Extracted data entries
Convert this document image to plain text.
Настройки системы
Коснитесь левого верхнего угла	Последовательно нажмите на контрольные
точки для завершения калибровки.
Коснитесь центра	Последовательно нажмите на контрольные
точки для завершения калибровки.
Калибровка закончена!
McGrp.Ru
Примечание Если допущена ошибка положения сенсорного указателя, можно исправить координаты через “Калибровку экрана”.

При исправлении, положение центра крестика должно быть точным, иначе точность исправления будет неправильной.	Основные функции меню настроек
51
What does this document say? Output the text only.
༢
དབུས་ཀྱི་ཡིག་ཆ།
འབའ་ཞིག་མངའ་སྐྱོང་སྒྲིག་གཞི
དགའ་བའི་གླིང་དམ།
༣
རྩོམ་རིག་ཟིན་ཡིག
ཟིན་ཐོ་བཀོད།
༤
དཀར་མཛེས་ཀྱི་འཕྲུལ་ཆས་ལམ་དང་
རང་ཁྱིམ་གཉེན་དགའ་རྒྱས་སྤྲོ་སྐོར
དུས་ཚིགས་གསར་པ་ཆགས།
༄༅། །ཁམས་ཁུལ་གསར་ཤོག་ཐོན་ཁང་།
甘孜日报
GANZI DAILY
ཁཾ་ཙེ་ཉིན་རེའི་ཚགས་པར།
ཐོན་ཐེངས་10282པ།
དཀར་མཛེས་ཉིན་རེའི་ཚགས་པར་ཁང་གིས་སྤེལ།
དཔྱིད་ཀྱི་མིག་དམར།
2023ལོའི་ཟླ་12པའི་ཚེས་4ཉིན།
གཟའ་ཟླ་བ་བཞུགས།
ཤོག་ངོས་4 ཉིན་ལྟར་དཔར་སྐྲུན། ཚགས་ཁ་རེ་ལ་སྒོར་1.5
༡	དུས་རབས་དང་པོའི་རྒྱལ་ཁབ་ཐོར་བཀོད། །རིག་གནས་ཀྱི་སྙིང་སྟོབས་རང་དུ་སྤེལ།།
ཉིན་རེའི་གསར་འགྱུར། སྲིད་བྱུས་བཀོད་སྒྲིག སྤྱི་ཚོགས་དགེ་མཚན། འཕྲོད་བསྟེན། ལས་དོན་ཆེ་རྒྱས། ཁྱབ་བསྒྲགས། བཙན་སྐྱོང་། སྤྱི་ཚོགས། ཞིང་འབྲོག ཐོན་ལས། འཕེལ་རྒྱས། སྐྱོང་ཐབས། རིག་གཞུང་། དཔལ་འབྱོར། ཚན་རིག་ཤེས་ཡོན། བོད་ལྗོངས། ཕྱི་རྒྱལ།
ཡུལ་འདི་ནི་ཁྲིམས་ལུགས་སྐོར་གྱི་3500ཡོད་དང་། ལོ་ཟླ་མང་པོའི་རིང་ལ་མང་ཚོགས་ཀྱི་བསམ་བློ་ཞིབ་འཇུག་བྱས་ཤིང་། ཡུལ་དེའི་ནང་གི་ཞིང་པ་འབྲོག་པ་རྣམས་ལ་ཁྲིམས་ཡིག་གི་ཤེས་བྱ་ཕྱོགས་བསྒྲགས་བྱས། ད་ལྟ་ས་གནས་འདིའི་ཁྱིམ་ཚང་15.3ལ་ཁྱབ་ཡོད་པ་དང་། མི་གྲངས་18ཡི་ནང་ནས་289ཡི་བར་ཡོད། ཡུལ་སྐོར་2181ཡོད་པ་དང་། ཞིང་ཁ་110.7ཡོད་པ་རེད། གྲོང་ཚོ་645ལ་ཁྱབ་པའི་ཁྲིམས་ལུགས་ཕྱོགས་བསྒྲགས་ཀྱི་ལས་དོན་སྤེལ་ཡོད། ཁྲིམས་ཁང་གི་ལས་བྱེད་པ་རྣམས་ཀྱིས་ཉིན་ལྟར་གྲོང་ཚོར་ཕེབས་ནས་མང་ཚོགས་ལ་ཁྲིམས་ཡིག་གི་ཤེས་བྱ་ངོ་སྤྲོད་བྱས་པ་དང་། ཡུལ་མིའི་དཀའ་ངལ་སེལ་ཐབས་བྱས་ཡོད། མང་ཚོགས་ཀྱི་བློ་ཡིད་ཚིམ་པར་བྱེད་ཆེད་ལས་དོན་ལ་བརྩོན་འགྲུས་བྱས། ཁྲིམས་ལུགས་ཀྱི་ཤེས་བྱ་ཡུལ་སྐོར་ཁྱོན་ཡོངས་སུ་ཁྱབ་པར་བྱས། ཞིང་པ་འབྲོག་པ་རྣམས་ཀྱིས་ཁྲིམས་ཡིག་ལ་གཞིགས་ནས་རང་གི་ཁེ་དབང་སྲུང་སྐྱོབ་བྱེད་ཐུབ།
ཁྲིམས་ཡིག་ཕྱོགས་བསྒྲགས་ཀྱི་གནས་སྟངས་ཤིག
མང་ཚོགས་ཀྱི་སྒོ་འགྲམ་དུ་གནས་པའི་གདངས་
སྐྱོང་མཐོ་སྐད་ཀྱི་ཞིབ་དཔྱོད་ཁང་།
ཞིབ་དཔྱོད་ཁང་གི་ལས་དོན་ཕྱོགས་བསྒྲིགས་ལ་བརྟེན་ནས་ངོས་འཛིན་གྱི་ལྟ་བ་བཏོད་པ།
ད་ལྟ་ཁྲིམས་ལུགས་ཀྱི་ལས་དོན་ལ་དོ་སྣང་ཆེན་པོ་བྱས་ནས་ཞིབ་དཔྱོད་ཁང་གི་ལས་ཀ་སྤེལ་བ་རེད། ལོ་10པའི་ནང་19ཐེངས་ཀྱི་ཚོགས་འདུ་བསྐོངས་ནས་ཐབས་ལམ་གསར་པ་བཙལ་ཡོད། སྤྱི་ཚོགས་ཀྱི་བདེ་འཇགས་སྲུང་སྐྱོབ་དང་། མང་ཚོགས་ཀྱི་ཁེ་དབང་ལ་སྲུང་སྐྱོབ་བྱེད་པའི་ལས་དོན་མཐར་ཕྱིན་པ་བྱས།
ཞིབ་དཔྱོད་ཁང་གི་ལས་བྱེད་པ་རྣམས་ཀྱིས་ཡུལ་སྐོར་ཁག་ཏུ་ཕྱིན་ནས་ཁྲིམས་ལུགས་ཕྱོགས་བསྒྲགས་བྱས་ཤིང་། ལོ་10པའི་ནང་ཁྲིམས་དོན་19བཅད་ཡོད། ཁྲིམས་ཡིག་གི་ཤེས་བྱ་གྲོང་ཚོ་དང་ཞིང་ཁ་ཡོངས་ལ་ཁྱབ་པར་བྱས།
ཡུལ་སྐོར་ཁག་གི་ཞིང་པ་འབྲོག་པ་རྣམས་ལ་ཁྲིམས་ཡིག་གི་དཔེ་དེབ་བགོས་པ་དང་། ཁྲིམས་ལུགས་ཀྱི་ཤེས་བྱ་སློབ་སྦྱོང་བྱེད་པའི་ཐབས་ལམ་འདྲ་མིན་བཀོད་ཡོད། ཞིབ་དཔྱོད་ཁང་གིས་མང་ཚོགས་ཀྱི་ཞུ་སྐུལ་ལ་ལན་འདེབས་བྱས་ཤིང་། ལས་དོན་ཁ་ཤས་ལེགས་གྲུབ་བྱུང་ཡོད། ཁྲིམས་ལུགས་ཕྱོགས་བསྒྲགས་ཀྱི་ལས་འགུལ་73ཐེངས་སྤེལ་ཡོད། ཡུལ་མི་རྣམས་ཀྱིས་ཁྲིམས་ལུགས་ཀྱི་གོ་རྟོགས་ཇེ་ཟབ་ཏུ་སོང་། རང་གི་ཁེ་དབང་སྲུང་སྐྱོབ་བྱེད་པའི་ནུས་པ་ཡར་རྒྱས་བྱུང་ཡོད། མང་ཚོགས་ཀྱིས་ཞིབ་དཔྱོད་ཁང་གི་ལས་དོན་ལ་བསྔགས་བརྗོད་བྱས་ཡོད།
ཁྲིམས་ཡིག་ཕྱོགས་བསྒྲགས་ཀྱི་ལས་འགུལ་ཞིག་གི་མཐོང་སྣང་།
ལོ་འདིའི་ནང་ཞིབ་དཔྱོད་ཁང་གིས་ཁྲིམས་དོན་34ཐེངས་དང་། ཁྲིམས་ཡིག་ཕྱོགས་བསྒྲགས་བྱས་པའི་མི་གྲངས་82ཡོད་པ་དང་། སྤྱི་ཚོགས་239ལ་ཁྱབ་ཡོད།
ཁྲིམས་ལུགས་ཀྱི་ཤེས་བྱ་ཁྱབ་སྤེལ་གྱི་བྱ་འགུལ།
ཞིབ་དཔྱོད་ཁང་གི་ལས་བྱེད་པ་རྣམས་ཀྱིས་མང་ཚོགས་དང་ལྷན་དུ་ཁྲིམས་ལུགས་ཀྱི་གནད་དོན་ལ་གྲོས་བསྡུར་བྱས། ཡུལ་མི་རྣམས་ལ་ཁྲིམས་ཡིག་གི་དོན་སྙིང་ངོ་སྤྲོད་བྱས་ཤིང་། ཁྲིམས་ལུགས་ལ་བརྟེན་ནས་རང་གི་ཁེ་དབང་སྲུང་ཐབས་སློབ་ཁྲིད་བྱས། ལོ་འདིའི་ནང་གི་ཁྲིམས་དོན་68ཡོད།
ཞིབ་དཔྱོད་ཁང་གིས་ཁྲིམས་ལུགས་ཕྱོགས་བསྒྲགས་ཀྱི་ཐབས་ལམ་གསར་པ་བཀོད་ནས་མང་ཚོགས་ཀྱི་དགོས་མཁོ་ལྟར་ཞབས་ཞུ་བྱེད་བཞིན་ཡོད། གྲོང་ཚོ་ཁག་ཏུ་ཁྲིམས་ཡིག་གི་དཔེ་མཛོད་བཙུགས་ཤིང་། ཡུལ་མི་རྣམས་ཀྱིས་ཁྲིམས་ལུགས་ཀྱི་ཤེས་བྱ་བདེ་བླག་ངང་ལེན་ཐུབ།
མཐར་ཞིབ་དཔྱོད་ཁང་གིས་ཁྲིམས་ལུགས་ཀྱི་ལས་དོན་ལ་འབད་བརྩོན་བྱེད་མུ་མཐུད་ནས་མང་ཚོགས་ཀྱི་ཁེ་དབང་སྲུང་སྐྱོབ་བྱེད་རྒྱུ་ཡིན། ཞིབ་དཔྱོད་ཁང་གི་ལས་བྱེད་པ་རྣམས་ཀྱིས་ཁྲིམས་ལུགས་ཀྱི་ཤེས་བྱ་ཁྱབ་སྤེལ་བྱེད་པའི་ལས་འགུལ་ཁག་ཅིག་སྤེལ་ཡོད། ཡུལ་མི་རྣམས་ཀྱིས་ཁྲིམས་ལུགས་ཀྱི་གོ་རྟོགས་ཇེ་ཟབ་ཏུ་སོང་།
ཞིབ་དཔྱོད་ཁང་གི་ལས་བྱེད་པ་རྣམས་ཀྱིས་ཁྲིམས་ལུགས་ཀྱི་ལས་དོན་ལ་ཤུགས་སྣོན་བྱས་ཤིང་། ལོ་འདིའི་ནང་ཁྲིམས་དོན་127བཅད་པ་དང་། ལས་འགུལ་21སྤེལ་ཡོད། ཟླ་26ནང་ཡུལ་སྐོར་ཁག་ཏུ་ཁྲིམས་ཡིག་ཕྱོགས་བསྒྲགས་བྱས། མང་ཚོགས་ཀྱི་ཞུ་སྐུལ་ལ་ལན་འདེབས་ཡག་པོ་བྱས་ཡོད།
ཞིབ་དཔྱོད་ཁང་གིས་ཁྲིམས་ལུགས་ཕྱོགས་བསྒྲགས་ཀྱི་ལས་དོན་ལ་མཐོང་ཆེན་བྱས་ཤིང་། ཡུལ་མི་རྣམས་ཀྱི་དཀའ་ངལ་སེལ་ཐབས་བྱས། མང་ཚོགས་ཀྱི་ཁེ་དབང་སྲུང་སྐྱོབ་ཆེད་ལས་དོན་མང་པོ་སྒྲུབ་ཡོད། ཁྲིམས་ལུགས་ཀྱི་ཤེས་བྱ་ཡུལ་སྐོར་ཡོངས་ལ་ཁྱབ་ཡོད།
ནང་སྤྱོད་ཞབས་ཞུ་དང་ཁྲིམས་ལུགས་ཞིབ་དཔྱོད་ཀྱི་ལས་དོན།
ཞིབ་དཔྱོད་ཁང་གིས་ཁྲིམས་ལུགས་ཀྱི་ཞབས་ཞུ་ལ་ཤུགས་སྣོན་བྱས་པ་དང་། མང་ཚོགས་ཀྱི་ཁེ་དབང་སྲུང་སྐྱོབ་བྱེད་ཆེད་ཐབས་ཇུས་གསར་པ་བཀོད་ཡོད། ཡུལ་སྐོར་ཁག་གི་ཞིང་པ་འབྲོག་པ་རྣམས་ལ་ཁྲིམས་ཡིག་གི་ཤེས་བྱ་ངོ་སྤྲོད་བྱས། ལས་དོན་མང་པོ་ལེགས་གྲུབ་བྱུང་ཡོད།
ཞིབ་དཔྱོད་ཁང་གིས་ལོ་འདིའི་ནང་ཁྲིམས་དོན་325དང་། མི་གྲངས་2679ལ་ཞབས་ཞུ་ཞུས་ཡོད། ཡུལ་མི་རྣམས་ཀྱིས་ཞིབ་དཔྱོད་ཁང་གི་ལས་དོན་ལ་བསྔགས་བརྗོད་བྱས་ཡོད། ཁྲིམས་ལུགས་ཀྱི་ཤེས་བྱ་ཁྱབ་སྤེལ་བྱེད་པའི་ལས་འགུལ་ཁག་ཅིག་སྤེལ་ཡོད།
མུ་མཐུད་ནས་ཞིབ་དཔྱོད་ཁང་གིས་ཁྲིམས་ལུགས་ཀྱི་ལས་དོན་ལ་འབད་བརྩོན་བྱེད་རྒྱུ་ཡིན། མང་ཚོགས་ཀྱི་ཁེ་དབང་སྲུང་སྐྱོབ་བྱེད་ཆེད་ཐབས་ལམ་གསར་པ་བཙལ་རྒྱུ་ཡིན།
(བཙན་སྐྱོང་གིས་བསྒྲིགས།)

» Given problem
Find all lines with "document" in them and copy each one.

» Complete output
Convert this document image to plain text.
What does this document say? Output the text only.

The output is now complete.